* **Written exercise**
Return the listing below word for word.

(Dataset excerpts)
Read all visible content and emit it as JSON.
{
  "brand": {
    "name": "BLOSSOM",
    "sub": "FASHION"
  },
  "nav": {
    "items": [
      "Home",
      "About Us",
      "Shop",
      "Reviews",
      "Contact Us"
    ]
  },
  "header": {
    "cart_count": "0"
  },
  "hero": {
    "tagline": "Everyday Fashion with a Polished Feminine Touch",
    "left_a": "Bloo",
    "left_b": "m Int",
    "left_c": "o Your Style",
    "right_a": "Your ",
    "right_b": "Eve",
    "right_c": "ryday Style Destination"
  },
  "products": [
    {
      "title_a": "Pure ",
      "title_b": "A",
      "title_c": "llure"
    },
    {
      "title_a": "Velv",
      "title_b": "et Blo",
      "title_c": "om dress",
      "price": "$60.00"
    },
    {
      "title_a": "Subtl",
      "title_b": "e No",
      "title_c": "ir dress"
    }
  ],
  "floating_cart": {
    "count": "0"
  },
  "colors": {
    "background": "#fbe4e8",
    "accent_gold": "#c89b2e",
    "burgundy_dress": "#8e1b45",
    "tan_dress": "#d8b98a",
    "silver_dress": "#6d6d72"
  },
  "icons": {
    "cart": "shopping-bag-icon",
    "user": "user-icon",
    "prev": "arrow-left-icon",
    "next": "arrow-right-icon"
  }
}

* **Response**
Read all visible content and emit it as JSON.
{
  "brand": {
    "name": "BLOSSOM",
    "sub": "FASHION"
  },
  "nav": {
    "items": [
      "Home",
      "About Us",
      "Shop",
      "Reviews",
      "Contact Us"
    ]
  },
  "header": {
    "cart_count": "0"
  },
  "hero": {
    "tagline": "Everyday Fashion with a Polished Feminine Touch",
    "left_a": "Bloo",
    "left_b": "m Int",
    "left_c": "o Your Style",
    "right_a": "Your ",
    "right_b": "Eve",
    "right_c": "ryday Style Destination"
  },
  "products": [
    {
      "title_a": "Pure ",
      "title_b": "A",
      "title_c": "llure"
    },
    {
      "title_a": "Velv",
      "title_b": "et Blo",
      "title_c": "om dress",
      "price": "$60.00"
    },
    {
      "title_a": "Subtl",
      "title_b": "e No",
      "title_c": "ir dress"
    }
  ],
  "floating_cart": {
    "count": "0"
  },
  "colors": {
    "background": "#fbe4e8",
    "accent_gold": "#c89b2e",
    "burgundy_dress": "#8e1b45",
    "tan_dress": "#d8b98a",
    "silver_dress": "#6d6d72"
  },
  "icons": {
    "cart": "shopping-bag-icon",
    "user": "user-icon",
    "prev": "arrow-left-icon",
    "next": "arrow-right-icon"
  }
}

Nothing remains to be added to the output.